• [Data for this exercise]
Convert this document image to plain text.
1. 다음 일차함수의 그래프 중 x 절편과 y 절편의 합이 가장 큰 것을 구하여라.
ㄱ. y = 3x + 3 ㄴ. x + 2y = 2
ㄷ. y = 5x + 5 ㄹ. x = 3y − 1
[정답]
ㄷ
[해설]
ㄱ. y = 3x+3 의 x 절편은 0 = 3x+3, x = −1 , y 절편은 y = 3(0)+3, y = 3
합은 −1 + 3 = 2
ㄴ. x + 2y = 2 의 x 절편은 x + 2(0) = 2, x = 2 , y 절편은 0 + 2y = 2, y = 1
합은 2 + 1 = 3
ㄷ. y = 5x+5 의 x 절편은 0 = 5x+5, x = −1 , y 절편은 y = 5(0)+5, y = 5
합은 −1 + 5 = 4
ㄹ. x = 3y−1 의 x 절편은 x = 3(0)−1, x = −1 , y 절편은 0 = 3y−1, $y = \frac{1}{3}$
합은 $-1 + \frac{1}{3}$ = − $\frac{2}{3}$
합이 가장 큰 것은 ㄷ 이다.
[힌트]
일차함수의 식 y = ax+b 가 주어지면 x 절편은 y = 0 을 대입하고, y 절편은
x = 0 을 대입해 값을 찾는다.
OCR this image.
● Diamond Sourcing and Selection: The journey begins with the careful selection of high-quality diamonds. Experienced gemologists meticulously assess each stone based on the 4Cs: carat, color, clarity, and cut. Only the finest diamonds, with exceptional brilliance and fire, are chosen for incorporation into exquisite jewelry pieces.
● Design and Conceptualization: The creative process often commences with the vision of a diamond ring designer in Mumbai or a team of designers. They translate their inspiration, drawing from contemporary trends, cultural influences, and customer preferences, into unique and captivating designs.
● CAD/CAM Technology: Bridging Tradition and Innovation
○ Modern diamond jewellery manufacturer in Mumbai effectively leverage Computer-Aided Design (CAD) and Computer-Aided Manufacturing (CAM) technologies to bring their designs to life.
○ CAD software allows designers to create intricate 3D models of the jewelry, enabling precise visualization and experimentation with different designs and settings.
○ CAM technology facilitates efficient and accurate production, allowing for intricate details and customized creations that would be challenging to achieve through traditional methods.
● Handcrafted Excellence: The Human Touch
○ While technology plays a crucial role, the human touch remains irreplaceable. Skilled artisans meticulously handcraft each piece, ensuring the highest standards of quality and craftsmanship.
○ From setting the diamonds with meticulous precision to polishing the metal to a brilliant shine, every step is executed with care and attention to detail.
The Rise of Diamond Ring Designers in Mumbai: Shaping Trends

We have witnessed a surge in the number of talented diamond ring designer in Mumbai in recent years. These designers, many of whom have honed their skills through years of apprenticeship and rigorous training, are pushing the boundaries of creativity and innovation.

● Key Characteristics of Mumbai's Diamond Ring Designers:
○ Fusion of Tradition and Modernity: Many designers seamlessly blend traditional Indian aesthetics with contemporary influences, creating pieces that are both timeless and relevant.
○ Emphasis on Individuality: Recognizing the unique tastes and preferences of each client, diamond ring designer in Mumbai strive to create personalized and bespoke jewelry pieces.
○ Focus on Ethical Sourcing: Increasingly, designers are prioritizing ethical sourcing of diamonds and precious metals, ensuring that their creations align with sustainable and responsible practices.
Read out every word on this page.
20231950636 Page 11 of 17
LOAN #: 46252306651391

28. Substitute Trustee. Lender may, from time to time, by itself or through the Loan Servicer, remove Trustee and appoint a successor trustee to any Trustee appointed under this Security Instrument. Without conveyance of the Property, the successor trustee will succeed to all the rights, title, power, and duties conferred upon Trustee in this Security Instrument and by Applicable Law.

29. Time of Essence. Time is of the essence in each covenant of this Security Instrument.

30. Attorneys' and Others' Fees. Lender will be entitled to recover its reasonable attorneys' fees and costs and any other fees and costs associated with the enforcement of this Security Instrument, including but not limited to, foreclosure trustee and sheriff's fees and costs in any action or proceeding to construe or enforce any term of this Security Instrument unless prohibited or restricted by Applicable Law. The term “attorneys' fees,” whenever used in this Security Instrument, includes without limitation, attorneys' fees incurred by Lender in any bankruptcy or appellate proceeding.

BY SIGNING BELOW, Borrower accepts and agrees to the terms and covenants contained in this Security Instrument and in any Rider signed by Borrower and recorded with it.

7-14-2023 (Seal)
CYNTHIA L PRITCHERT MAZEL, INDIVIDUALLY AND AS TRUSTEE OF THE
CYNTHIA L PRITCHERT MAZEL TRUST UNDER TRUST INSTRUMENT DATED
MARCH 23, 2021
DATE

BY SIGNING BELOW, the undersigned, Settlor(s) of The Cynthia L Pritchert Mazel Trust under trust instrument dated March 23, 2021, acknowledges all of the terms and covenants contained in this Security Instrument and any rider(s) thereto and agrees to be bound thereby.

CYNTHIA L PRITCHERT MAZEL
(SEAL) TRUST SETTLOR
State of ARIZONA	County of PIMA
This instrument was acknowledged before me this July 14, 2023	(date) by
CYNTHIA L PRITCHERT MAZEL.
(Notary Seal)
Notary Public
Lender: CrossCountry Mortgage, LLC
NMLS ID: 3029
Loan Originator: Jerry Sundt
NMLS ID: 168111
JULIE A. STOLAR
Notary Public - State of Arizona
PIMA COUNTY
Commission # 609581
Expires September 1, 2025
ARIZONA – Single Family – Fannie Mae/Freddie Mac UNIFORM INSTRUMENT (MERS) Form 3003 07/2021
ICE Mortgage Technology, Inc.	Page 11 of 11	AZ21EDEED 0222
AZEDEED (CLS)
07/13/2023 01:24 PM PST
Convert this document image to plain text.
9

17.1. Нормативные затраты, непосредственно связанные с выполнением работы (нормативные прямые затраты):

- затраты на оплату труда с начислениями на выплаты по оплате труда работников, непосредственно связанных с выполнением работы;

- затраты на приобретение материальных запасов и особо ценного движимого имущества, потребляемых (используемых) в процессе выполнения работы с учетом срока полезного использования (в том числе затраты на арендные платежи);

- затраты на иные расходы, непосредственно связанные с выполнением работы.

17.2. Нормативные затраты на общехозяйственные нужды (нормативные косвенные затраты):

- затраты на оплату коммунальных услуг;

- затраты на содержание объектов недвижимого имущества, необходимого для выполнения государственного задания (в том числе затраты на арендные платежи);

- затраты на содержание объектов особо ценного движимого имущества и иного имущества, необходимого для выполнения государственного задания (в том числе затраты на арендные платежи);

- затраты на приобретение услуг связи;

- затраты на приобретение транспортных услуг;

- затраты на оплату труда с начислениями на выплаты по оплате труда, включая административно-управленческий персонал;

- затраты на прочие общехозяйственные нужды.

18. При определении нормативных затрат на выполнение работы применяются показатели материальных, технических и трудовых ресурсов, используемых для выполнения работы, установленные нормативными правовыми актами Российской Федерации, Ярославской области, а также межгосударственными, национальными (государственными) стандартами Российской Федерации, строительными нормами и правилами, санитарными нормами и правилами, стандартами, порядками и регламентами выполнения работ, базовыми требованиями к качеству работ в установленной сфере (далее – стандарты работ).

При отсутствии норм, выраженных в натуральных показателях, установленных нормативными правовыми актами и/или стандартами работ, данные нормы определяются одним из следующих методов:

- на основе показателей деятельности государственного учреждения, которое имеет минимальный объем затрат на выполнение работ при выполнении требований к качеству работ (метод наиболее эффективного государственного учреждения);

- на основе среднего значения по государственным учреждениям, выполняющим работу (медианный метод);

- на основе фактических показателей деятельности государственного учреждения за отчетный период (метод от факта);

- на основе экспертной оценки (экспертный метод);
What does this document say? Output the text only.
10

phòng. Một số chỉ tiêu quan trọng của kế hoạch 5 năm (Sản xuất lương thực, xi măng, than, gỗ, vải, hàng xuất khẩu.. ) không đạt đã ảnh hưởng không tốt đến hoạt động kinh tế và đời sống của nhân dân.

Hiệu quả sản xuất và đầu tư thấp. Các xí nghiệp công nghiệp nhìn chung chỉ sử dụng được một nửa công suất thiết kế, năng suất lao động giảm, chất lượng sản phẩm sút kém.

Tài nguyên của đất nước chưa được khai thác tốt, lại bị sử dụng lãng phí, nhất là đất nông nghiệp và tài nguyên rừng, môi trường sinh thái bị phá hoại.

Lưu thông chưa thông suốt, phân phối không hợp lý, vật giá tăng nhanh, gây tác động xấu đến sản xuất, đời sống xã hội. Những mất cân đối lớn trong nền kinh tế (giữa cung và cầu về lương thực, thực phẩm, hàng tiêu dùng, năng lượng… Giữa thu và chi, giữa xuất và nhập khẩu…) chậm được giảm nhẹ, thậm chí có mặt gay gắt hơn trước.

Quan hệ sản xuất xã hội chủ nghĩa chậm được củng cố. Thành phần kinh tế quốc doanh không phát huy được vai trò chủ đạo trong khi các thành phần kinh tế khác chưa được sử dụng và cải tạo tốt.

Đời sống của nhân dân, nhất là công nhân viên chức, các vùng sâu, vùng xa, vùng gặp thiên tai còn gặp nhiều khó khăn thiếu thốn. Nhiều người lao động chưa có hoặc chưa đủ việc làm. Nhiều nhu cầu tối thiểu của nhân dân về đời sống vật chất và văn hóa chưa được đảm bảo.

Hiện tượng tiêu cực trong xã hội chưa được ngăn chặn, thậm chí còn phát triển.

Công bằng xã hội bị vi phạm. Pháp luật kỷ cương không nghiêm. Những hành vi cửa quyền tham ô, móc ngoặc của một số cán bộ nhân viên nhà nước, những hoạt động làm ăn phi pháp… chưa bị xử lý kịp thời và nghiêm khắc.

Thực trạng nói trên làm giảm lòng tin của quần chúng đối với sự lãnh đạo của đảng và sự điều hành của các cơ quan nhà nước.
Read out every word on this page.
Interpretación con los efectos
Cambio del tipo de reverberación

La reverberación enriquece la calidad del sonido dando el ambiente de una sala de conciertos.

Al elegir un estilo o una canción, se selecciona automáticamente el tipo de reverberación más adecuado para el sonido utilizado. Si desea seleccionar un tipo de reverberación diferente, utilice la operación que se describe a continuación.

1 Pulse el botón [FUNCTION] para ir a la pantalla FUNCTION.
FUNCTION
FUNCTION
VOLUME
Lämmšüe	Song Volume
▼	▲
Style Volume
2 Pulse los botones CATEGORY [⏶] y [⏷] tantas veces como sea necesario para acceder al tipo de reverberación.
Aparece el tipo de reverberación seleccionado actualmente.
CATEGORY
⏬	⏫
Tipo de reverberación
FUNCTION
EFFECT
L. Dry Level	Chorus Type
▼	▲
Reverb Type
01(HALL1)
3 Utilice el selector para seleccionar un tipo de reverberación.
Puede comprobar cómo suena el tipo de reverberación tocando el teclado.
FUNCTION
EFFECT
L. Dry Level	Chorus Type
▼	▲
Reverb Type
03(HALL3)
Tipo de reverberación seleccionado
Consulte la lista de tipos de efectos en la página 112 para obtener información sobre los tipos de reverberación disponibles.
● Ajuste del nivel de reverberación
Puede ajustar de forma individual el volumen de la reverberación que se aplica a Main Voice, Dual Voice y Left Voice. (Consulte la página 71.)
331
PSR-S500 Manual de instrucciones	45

• [To be done] Only the number is wanted: how many lines in the preceding entries hold the string "труда"?

• [Solution to this problem] 2